# Input records
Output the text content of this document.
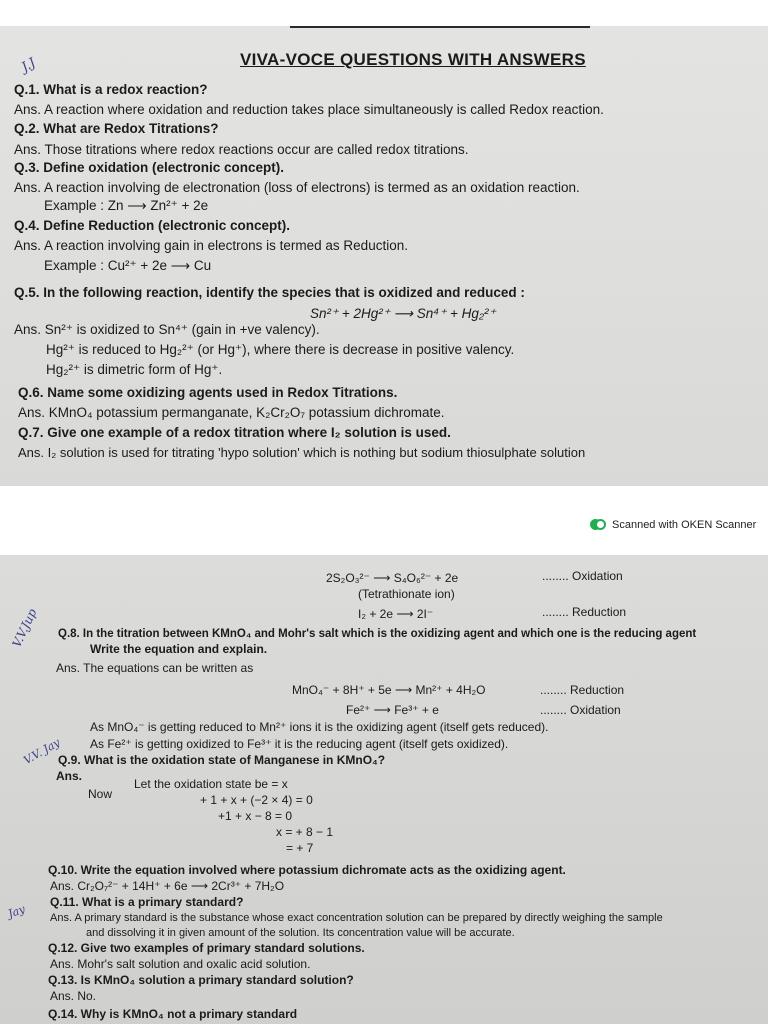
J.J	VIVA-VOCE QUESTIONS WITH ANSWERS
Q.1. What is a redox reaction?
Ans. A reaction where oxidation and reduction takes place simultaneously is called Redox reaction.
Q.2. What are Redox Titrations?
Ans. Those titrations where redox reactions occur are called redox titrations.
Q.3. Define oxidation (electronic concept).
Ans. A reaction involving de electronation (loss of electrons) is termed as an oxidation reaction.
Example : Zn ⟶ Zn²⁺ + 2e
Q.4. Define Reduction (electronic concept).
Ans. A reaction involving gain in electrons is termed as Reduction.
Example : Cu²⁺ + 2e ⟶ Cu
Q.5. In the following reaction, identify the species that is oxidized and reduced :
Sn²⁺ + 2Hg²⁺ ⟶ Sn⁴⁺ + Hg₂²⁺
Ans. Sn²⁺ is oxidized to Sn⁴⁺ (gain in +ve valency).
Hg²⁺ is reduced to Hg₂²⁺ (or Hg⁺), where there is decrease in positive valency.
Hg₂²⁺ is dimetric form of Hg⁺.
Q.6. Name some oxidizing agents used in Redox Titrations.
Ans. KMnO₄ potassium permanganate, K₂Cr₂O₇ potassium dichromate.
Q.7. Give one example of a redox titration where I₂ solution is used.
Ans. I₂ solution is used for titrating 'hypo solution' which is nothing but sodium thiosulphate solution
Scanned with OKEN Scanner
V.V.Jup
V.V. Jay
Jay
2S₂O₃²⁻ ⟶ S₄O₆²⁻ + 2e	........ Oxidation
(Tetrathionate ion)
I₂ + 2e ⟶ 2I⁻	........ Reduction
Q.8. In the titration between KMnO₄ and Mohr's salt which is the oxidizing agent and which one is the reducing agent
Write the equation and explain.
Ans. The equations can be written as
MnO₄⁻ + 8H⁺ + 5e ⟶ Mn²⁺ + 4H₂O	........ Reduction
Fe²⁺ ⟶ Fe³⁺ + e	........ Oxidation
As MnO₄⁻ is getting reduced to Mn²⁺ ions it is the oxidizing agent (itself gets reduced).
As Fe²⁺ is getting oxidized to Fe³⁺ it is the reducing agent (itself gets oxidized).
Q.9. What is the oxidation state of Manganese in KMnO₄?
Ans.
Let the oxidation state be = x
Now	+ 1 + x + (−2 × 4) = 0
+1 + x − 8 = 0
x = + 8 − 1
= + 7
Q.10. Write the equation involved where potassium dichromate acts as the oxidizing agent.
Ans. Cr₂O₇²⁻ + 14H⁺ + 6e ⟶ 2Cr³⁺ + 7H₂O
Q.11. What is a primary standard?
Ans. A primary standard is the substance whose exact concentration solution can be prepared by directly weighing the sample
and dissolving it in given amount of the solution. Its concentration value will be accurate.
Q.12. Give two examples of primary standard solutions.
Ans. Mohr's salt solution and oxalic acid solution.
Q.13. Is KMnO₄ solution a primary standard solution?
Ans. No.
Q.14. Why is KMnO₄ not a primary standard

# Exercise goal
Repeat the data above exactly, but not the pictures.

# Solution to this problem
Output the text content of this document.
J.J	VIVA-VOCE QUESTIONS WITH ANSWERS
Q.1. What is a redox reaction?
Ans. A reaction where oxidation and reduction takes place simultaneously is called Redox reaction.
Q.2. What are Redox Titrations?
Ans. Those titrations where redox reactions occur are called redox titrations.
Q.3. Define oxidation (electronic concept).
Ans. A reaction involving de electronation (loss of electrons) is termed as an oxidation reaction.
Example : Zn ⟶ Zn²⁺ + 2e
Q.4. Define Reduction (electronic concept).
Ans. A reaction involving gain in electrons is termed as Reduction.
Example : Cu²⁺ + 2e ⟶ Cu
Q.5. In the following reaction, identify the species that is oxidized and reduced :
Sn²⁺ + 2Hg²⁺ ⟶ Sn⁴⁺ + Hg₂²⁺
Ans. Sn²⁺ is oxidized to Sn⁴⁺ (gain in +ve valency).
Hg²⁺ is reduced to Hg₂²⁺ (or Hg⁺), where there is decrease in positive valency.
Hg₂²⁺ is dimetric form of Hg⁺.
Q.6. Name some oxidizing agents used in Redox Titrations.
Ans. KMnO₄ potassium permanganate, K₂Cr₂O₇ potassium dichromate.
Q.7. Give one example of a redox titration where I₂ solution is used.
Ans. I₂ solution is used for titrating 'hypo solution' which is nothing but sodium thiosulphate solution
Scanned with OKEN Scanner
V.V.Jup
V.V. Jay
Jay
2S₂O₃²⁻ ⟶ S₄O₆²⁻ + 2e	........ Oxidation
(Tetrathionate ion)
I₂ + 2e ⟶ 2I⁻	........ Reduction
Q.8. In the titration between KMnO₄ and Mohr's salt which is the oxidizing agent and which one is the reducing agent
Write the equation and explain.
Ans. The equations can be written as
MnO₄⁻ + 8H⁺ + 5e ⟶ Mn²⁺ + 4H₂O	........ Reduction
Fe²⁺ ⟶ Fe³⁺ + e	........ Oxidation
As MnO₄⁻ is getting reduced to Mn²⁺ ions it is the oxidizing agent (itself gets reduced).
As Fe²⁺ is getting oxidized to Fe³⁺ it is the reducing agent (itself gets oxidized).
Q.9. What is the oxidation state of Manganese in KMnO₄?
Ans.
Let the oxidation state be = x
Now	+ 1 + x + (−2 × 4) = 0
+1 + x − 8 = 0
x = + 8 − 1
= + 7
Q.10. Write the equation involved where potassium dichromate acts as the oxidizing agent.
Ans. Cr₂O₇²⁻ + 14H⁺ + 6e ⟶ 2Cr³⁺ + 7H₂O
Q.11. What is a primary standard?
Ans. A primary standard is the substance whose exact concentration solution can be prepared by directly weighing the sample
and dissolving it in given amount of the solution. Its concentration value will be accurate.
Q.12. Give two examples of primary standard solutions.
Ans. Mohr's salt solution and oxalic acid solution.
Q.13. Is KMnO₄ solution a primary standard solution?
Ans. No.
Q.14. Why is KMnO₄ not a primary standard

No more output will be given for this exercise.